_Problem details_
Using the data below, return word for word every line from the one holding "What's the underlying" down to the one holding "Parse this screenshot: output". Leave pictures out.
>> Begin Data section
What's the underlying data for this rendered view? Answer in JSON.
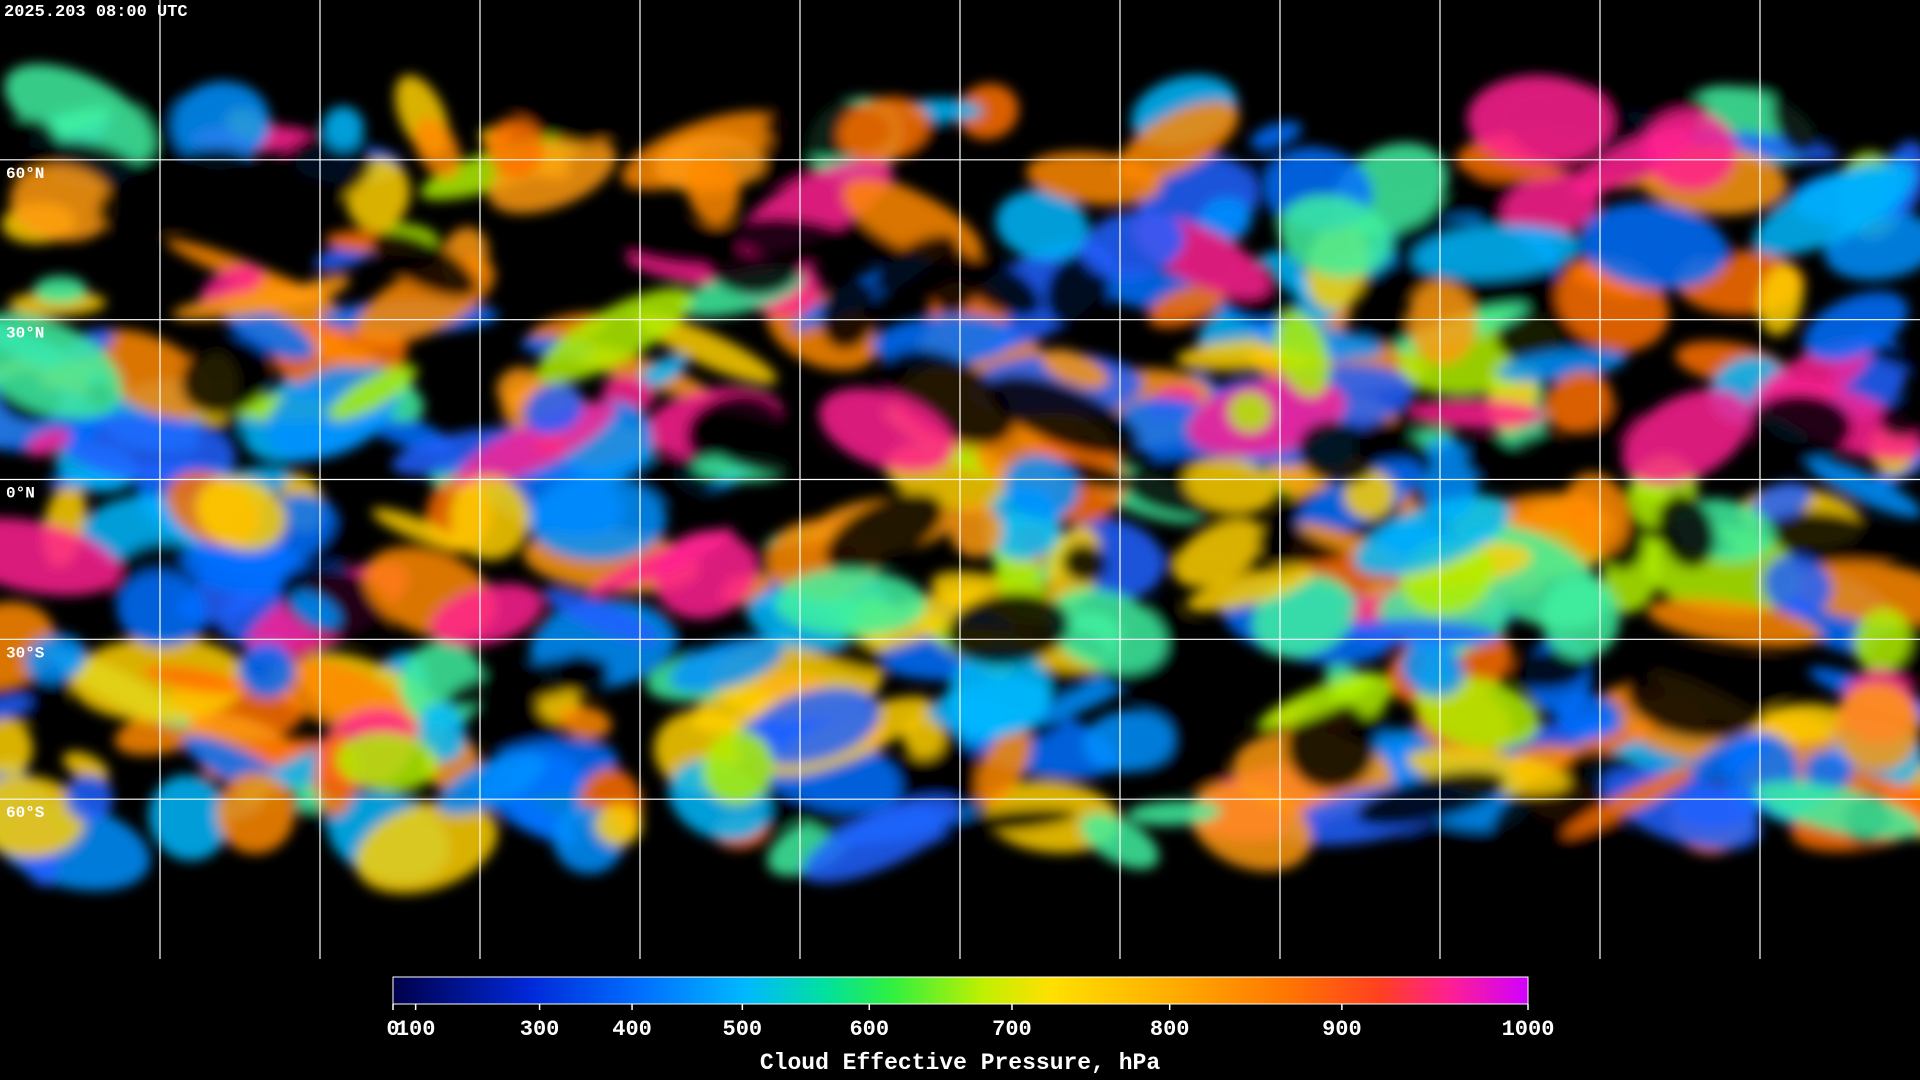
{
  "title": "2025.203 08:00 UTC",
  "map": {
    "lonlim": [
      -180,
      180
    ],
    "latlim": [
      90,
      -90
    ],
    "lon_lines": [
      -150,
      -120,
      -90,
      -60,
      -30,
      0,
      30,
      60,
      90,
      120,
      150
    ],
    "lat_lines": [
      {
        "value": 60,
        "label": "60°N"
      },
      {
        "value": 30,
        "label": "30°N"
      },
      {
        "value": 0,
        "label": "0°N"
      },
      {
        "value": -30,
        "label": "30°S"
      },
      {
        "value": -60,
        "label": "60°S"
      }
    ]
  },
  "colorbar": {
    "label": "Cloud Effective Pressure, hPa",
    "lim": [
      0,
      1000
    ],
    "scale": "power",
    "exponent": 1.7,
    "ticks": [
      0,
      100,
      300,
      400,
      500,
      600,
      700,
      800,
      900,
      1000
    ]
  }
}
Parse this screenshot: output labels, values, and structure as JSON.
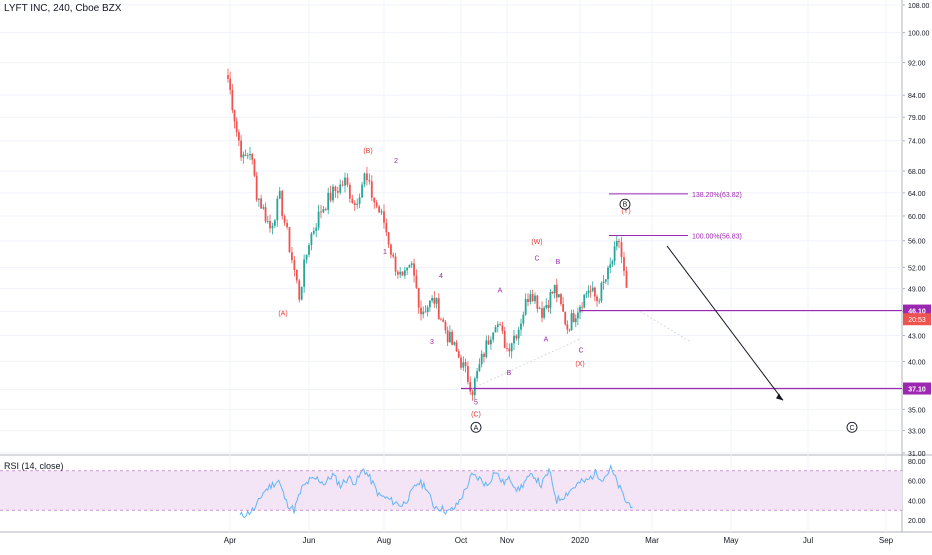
>> End Data section
>> Begin Data section
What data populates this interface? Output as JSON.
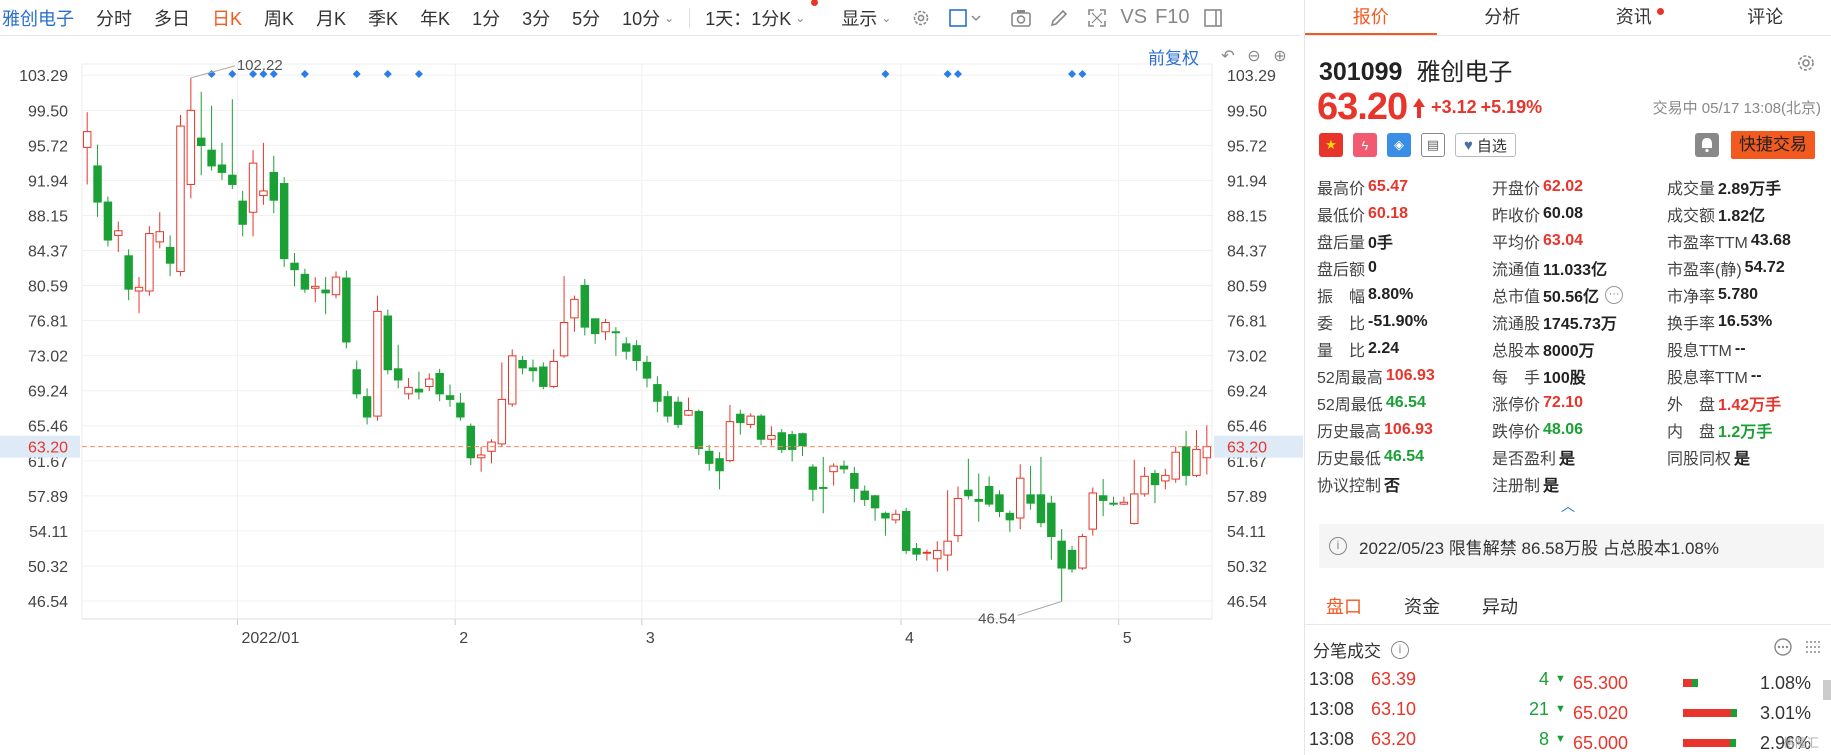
>> End Data section
_Complete output_
What's the underlying data for this rendered view? Answer in JSON.
{
  "title": "2025.203 08:00 UTC",
  "map": {
    "lonlim": [
      -180,
      180
    ],
    "latlim": [
      90,
      -90
    ],
    "lon_lines": [
      -150,
      -120,
      -90,
      -60,
      -30,
      0,
      30,
      60,
      90,
      120,
      150
    ],
    "lat_lines": [
      {
        "value": 60,
        "label": "60°N"
      },
      {
        "value": 30,
        "label": "30°N"
      },
      {
        "value": 0,
        "label": "0°N"
      },
      {
        "value": -30,
        "label": "30°S"
      },
      {
        "value": -60,
        "label": "60°S"
      }
    ]
  },
  "colorbar": {
    "label": "Cloud Effective Pressure, hPa",
    "lim": [
      0,
      1000
    ],
    "scale": "power",
    "exponent": 1.7,
    "ticks": [
      0,
      100,
      300,
      400,
      500,
      600,
      700,
      800,
      900,
      1000
    ]
  }
}
Parse this screenshot: output labels, values, and structure as JSON.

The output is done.